>> Begin Data listing

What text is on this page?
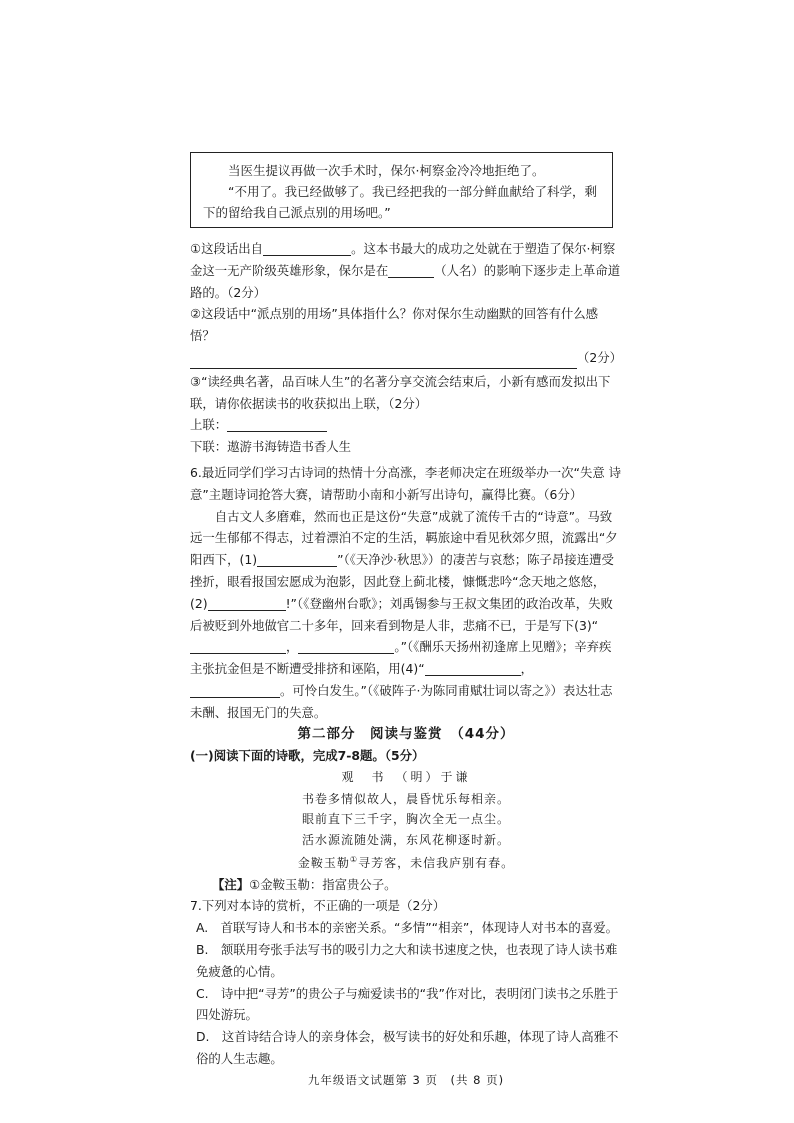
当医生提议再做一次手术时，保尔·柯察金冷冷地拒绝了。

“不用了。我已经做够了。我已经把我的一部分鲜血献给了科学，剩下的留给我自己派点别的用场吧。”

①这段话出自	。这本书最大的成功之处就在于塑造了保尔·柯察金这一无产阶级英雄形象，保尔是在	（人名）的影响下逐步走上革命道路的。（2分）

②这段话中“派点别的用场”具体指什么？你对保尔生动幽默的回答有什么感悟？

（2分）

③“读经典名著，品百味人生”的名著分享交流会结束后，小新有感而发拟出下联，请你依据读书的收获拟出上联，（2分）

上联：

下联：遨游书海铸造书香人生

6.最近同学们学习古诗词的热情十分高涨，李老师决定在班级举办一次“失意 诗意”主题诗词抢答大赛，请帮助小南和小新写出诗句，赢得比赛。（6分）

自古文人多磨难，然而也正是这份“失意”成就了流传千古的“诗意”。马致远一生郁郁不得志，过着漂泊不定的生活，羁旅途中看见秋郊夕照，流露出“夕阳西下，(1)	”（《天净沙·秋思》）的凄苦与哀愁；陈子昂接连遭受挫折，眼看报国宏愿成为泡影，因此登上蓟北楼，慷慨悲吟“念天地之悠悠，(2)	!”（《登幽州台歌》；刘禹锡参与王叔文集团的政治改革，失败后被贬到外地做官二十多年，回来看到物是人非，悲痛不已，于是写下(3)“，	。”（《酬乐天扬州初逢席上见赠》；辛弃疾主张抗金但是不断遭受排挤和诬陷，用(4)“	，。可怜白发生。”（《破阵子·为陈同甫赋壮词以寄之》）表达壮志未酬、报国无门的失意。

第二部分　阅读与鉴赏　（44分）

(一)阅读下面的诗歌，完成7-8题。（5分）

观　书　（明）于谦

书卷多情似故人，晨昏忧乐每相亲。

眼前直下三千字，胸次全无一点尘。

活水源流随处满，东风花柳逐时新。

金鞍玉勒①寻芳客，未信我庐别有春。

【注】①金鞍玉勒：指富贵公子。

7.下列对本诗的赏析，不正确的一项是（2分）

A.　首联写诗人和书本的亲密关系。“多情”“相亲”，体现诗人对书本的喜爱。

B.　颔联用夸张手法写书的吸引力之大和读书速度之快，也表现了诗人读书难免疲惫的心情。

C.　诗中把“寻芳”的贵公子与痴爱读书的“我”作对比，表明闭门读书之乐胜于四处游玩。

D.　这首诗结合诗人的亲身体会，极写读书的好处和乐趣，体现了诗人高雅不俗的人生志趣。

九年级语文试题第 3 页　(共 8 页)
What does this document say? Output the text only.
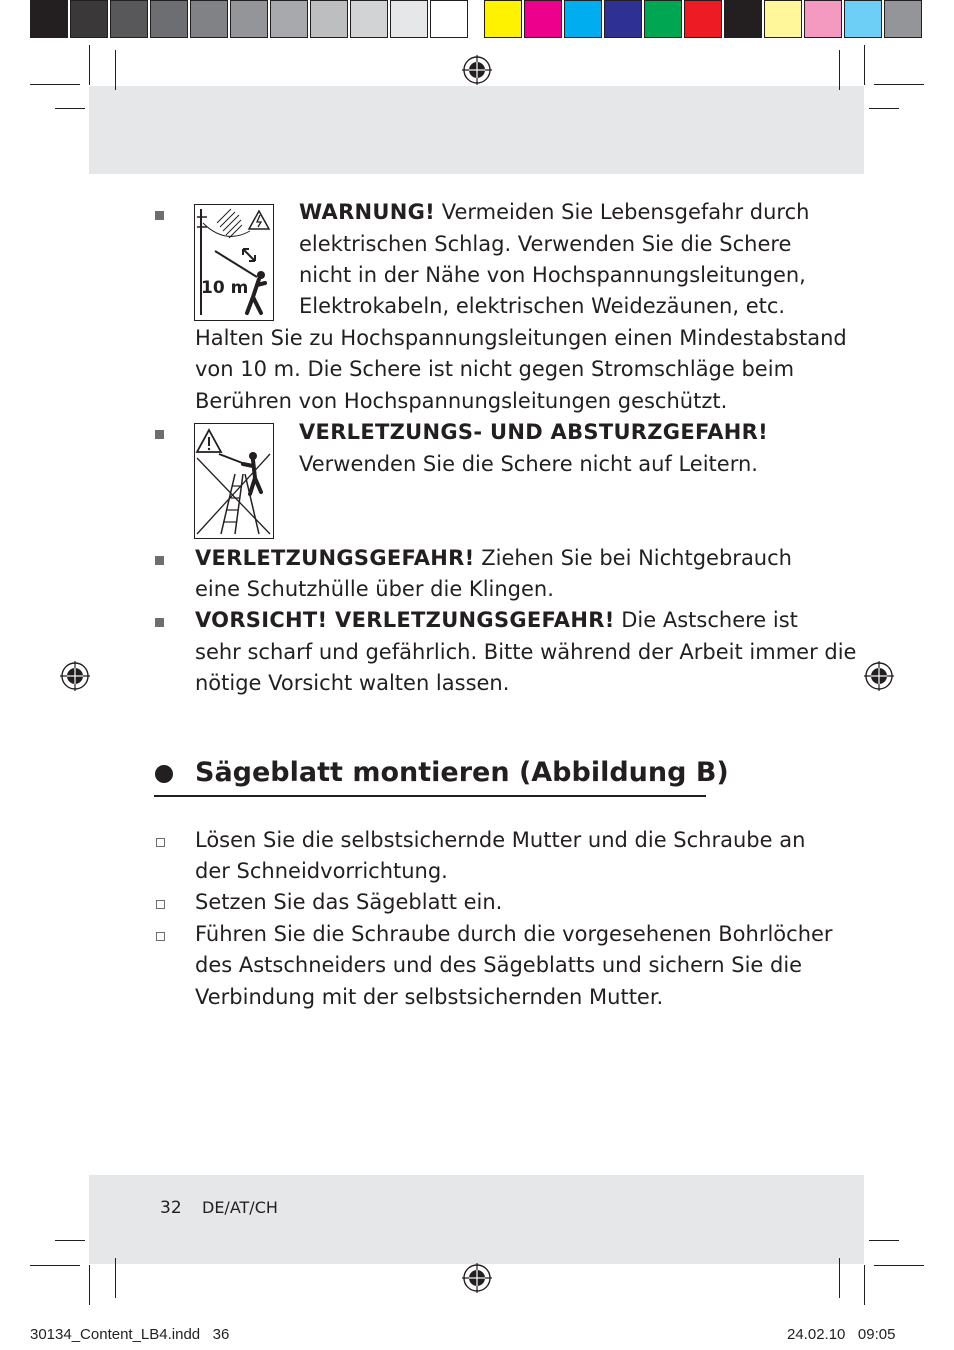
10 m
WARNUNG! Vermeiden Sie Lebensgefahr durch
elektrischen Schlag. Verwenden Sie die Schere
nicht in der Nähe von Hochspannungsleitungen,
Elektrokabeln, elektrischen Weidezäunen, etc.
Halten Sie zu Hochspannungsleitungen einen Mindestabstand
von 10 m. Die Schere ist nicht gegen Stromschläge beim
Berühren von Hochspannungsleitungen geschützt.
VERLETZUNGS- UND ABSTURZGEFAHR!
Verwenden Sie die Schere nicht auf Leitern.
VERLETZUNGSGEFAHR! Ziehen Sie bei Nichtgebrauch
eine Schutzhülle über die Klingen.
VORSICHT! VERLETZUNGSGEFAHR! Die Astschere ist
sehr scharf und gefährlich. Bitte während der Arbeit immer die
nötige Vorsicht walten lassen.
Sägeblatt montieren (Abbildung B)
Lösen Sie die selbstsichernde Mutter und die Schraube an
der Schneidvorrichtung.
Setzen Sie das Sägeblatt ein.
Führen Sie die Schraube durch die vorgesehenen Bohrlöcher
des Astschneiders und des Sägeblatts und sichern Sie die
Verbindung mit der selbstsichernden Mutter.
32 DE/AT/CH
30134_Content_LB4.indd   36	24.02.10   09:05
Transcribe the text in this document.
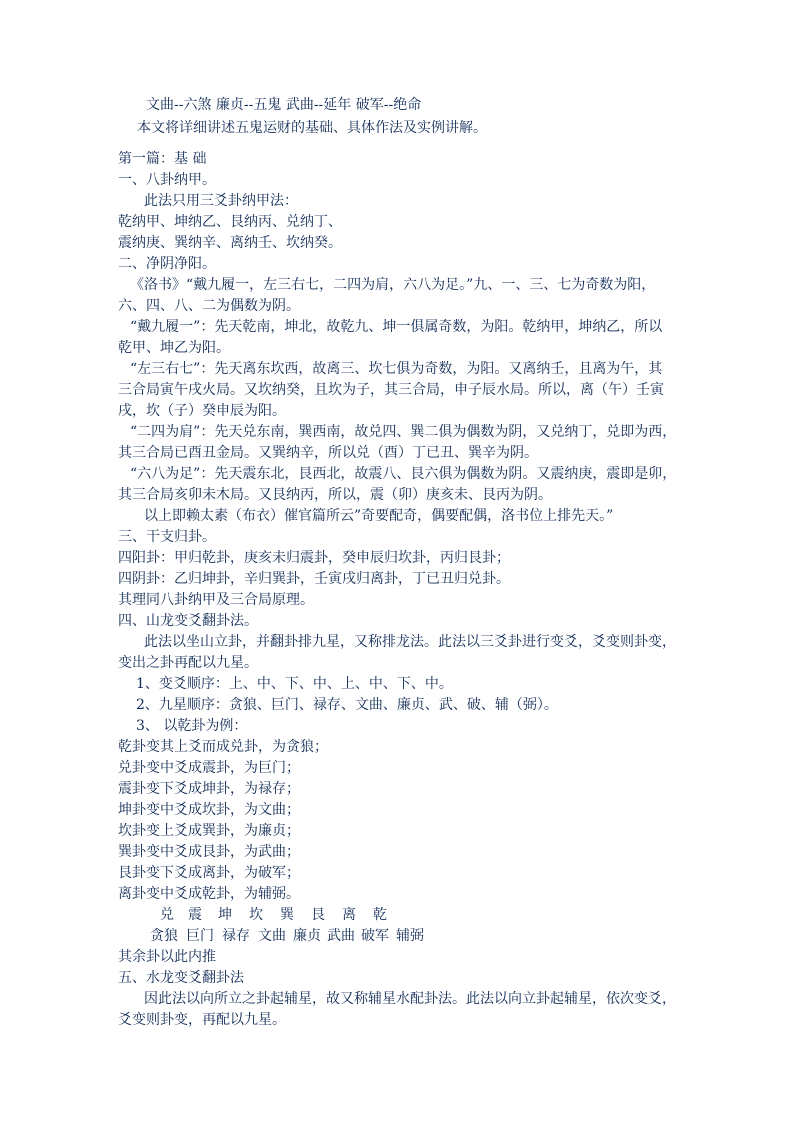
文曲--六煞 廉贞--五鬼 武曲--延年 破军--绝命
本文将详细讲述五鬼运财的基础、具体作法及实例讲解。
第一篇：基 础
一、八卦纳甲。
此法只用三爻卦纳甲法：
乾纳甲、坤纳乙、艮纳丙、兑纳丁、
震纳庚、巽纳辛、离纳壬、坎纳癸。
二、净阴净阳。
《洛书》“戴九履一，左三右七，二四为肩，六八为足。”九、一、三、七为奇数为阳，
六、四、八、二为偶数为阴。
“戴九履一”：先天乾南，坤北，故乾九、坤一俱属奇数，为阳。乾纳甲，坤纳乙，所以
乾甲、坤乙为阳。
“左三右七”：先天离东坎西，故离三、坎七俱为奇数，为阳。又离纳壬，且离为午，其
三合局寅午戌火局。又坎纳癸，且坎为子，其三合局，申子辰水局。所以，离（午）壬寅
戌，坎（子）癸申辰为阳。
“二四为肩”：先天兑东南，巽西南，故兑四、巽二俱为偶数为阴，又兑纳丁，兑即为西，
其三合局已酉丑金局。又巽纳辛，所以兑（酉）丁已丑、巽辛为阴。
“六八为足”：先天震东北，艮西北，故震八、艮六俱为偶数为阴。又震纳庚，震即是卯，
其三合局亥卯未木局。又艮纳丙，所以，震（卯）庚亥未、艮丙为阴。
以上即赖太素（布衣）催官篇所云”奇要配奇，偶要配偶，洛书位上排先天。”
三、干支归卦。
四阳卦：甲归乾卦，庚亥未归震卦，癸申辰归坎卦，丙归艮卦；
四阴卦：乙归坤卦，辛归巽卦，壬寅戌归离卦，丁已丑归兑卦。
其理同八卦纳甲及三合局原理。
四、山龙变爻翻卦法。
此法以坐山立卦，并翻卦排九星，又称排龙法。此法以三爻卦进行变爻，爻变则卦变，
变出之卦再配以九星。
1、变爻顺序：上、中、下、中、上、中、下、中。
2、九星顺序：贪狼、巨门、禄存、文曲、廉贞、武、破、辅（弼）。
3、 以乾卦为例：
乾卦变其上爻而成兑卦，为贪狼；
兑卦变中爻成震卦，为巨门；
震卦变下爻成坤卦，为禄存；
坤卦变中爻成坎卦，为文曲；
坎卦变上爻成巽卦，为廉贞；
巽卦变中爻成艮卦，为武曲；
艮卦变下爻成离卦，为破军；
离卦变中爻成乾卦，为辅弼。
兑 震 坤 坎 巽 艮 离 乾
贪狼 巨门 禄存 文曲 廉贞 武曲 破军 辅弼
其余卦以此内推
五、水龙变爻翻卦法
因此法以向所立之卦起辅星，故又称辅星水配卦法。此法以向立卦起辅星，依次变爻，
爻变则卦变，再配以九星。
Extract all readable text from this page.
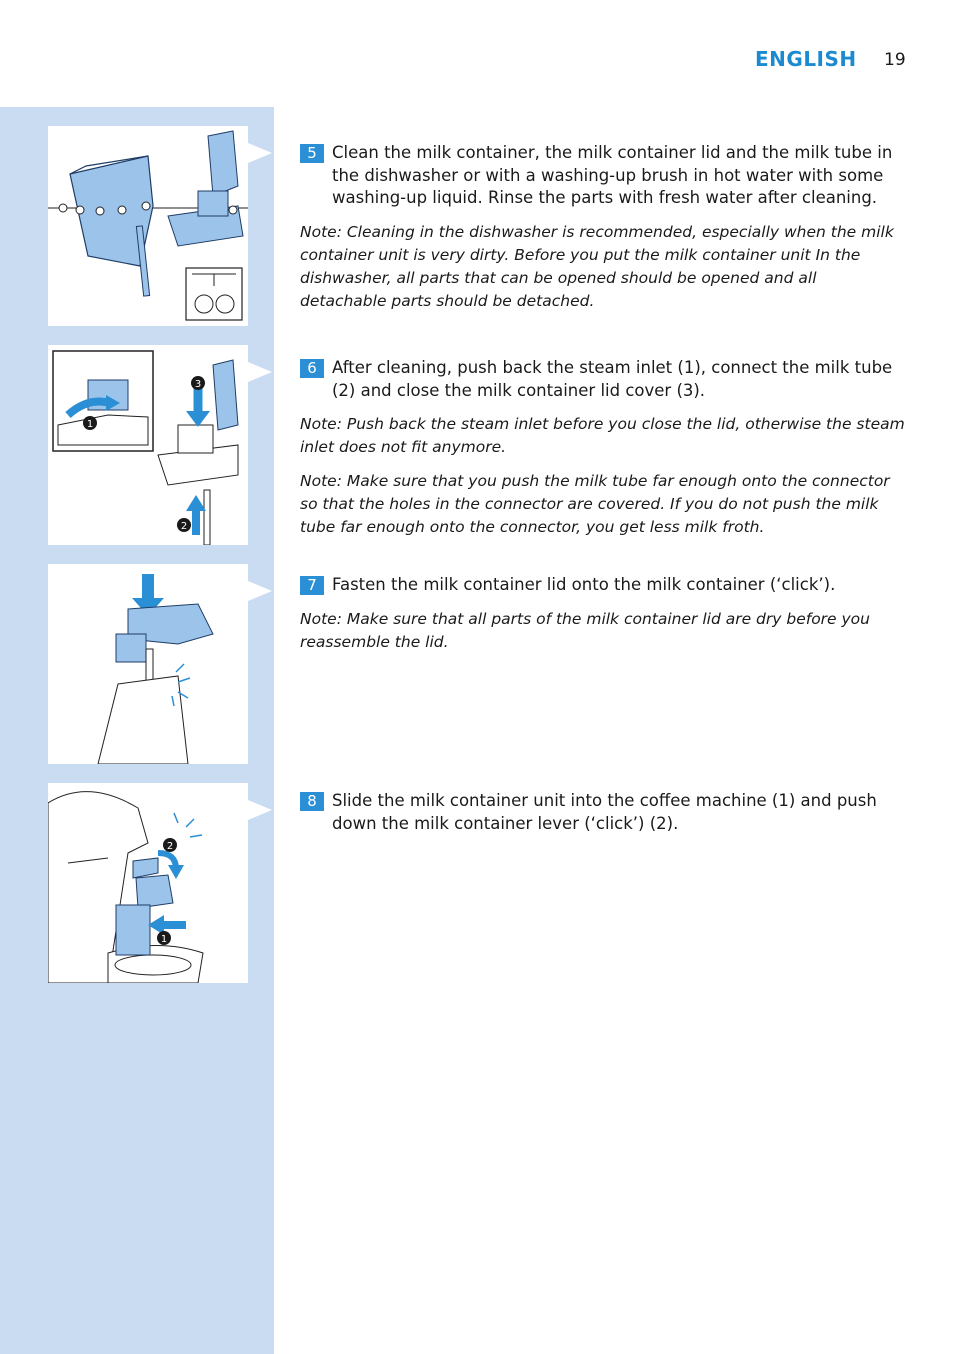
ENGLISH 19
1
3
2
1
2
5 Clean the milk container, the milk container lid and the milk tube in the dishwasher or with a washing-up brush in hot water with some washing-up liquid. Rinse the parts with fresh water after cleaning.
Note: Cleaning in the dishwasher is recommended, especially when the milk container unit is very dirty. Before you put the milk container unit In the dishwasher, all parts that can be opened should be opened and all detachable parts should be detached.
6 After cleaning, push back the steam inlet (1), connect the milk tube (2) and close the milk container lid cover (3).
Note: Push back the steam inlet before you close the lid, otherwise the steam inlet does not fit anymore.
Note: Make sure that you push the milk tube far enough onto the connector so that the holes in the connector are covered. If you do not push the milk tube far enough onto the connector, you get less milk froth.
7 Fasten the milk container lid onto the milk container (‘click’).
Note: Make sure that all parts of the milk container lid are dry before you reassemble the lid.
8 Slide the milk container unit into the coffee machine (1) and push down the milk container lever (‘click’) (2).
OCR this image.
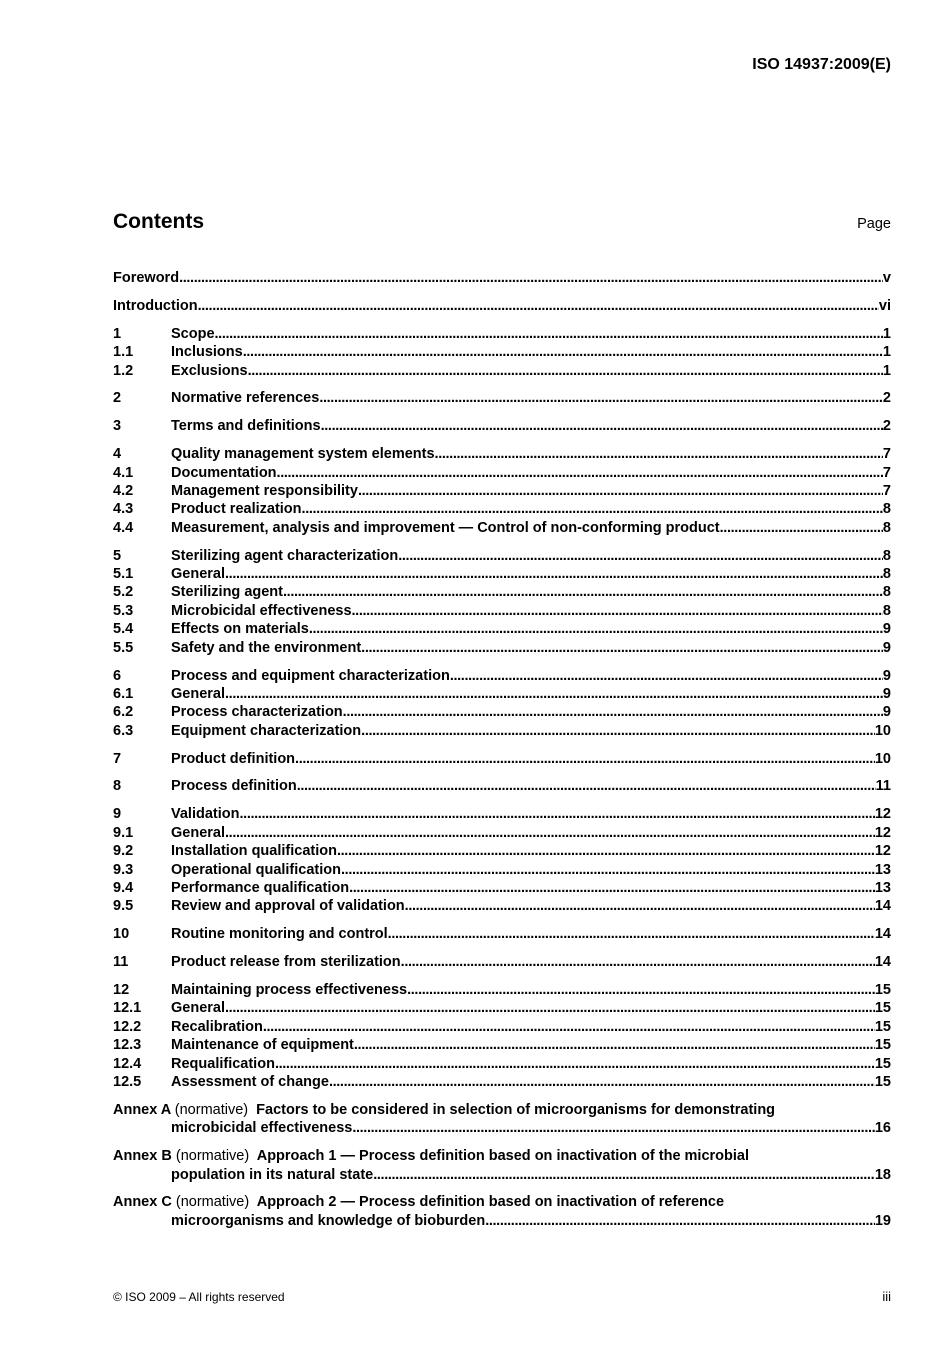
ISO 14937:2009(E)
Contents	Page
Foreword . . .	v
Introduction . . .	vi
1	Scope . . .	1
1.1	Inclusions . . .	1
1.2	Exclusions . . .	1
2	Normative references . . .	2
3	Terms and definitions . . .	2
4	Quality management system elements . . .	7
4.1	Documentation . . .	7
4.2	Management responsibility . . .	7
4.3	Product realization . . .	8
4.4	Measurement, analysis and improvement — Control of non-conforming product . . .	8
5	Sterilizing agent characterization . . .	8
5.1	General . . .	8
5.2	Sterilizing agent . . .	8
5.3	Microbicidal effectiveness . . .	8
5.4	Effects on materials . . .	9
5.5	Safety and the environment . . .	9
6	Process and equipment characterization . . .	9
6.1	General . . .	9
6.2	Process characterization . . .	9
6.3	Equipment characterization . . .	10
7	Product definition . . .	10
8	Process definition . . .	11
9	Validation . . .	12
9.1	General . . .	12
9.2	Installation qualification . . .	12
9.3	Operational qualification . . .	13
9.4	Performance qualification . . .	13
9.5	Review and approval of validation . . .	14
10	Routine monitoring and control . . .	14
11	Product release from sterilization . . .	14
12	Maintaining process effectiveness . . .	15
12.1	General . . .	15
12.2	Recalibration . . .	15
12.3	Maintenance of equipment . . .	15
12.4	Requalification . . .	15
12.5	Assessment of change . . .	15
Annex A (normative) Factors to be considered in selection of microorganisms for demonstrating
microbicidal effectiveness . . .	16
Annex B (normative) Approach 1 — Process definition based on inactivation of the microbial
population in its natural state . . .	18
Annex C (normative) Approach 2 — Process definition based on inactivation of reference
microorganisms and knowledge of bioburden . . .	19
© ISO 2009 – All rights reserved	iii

>> End Data listing

_Work instructions_
From the data above, gather every line that includes the word "microorganisms".

_Exercise result_
Annex A (normative) Factors to be considered in selection of microorganisms for demonstrating
microorganisms and knowledge of bioburden . . .	19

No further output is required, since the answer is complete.